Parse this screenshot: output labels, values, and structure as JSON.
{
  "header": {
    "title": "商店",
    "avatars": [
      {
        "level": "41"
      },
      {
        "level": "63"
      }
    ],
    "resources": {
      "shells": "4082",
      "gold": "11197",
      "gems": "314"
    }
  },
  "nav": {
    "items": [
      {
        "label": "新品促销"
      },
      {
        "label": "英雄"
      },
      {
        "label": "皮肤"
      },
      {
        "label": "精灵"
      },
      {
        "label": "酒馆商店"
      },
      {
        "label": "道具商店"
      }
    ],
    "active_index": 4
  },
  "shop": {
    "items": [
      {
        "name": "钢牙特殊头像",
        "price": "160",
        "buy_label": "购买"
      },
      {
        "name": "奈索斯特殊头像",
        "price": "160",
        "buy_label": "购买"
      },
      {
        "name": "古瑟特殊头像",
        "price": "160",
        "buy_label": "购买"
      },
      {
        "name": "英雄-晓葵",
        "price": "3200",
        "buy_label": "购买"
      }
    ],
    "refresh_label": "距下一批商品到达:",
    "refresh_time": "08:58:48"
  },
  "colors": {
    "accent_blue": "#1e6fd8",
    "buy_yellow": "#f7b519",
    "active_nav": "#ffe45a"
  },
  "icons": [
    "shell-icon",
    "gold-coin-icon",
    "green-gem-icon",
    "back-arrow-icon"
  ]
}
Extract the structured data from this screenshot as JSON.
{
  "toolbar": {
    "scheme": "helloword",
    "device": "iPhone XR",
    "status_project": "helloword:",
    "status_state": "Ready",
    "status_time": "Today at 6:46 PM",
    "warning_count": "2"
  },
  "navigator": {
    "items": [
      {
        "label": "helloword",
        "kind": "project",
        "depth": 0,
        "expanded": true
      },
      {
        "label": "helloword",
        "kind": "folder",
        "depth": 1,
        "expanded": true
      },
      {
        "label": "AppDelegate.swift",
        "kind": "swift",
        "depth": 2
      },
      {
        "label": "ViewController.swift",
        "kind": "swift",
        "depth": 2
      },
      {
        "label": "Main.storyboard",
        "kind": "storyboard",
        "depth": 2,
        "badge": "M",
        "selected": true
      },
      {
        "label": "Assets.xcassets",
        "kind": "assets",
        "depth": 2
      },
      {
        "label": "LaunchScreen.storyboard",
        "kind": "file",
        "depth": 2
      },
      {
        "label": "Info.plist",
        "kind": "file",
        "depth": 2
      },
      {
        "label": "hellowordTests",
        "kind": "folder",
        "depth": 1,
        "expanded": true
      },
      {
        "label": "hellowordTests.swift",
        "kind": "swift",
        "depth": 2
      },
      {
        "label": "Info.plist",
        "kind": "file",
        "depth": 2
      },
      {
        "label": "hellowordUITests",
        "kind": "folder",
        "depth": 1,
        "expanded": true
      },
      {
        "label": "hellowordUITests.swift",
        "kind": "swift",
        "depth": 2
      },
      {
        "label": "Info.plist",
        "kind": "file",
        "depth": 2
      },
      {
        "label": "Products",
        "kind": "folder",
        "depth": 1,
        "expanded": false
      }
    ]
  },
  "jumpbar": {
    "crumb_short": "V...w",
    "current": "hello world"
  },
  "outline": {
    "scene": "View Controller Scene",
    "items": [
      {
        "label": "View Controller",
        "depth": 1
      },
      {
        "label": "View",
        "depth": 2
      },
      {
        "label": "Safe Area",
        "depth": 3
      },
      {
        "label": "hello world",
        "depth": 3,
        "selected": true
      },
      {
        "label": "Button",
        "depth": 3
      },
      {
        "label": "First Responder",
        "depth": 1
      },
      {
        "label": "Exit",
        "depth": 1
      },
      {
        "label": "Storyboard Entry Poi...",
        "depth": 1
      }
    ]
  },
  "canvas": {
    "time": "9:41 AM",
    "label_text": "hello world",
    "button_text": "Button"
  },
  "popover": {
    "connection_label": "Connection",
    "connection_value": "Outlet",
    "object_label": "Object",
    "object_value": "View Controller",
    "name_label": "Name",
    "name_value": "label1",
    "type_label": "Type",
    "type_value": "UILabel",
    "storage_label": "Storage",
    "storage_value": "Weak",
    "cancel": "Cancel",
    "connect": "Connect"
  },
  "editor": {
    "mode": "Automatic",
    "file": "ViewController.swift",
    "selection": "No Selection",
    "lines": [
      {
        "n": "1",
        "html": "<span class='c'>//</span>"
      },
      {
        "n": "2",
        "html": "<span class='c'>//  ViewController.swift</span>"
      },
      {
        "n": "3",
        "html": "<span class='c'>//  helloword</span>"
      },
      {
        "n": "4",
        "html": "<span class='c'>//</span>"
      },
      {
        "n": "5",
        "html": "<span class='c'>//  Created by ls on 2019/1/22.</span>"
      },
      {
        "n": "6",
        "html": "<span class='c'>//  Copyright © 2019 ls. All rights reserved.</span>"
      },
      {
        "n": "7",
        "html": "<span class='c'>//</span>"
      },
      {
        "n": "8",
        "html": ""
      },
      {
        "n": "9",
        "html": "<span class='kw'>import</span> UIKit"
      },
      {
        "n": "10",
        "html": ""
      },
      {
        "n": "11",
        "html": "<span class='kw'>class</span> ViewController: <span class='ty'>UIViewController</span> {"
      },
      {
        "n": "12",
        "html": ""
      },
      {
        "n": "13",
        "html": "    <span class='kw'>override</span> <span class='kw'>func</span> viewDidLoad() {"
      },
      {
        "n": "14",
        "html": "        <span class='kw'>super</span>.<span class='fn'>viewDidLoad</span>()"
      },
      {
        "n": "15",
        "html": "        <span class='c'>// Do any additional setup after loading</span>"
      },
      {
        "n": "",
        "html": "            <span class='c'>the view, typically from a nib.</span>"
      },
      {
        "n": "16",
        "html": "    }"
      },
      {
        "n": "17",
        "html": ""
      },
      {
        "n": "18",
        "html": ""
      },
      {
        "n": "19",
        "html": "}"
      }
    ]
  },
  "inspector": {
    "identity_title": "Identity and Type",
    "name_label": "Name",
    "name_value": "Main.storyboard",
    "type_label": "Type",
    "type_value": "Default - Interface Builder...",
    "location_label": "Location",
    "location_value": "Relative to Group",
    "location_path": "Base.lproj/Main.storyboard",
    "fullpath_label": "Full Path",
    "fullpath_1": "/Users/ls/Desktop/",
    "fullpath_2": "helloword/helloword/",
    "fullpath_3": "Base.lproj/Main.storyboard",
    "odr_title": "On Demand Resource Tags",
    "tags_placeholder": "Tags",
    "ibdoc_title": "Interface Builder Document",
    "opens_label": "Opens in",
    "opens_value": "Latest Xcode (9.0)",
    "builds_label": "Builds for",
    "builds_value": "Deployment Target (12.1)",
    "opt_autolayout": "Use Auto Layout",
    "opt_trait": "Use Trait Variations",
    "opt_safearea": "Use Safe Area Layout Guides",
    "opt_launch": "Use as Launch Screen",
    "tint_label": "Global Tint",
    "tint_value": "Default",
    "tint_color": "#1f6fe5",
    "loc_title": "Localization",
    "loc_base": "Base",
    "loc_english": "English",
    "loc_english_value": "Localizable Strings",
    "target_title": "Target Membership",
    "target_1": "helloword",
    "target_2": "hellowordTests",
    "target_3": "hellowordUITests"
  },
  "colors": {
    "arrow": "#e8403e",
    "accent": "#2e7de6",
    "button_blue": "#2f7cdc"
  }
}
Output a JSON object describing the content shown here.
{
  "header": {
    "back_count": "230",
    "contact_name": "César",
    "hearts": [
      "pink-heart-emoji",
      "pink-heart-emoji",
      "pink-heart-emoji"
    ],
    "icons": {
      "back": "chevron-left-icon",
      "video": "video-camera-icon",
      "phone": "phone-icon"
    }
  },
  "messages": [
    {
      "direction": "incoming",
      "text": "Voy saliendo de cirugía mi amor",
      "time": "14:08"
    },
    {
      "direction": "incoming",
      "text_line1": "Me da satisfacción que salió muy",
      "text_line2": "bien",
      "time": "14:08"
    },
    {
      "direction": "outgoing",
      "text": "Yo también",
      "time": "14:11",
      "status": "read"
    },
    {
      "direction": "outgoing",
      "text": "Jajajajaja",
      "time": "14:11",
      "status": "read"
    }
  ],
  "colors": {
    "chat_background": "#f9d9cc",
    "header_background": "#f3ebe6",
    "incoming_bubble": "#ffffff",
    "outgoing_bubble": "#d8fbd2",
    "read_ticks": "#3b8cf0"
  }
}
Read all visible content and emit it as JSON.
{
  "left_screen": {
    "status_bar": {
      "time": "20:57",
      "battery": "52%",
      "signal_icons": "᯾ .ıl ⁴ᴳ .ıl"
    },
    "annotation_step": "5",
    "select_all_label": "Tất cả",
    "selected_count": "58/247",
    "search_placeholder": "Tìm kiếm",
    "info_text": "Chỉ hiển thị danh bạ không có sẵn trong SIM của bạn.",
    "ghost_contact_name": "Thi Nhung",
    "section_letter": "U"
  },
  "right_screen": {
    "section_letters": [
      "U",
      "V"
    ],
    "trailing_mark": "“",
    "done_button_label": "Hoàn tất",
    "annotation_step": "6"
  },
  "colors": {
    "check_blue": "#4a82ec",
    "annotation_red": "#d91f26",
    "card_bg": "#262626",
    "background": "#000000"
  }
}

────────────────────────────────────────

▸ **WHAT NEEDS TO BE DONE**
Filter the records for lines holding the string "hellowordUITests". Copy each one.

▸ **WORKED SOLUTION**
        "label": "hellowordUITests",
        "label": "hellowordUITests.swift",
    "target_3": "hellowordUITests"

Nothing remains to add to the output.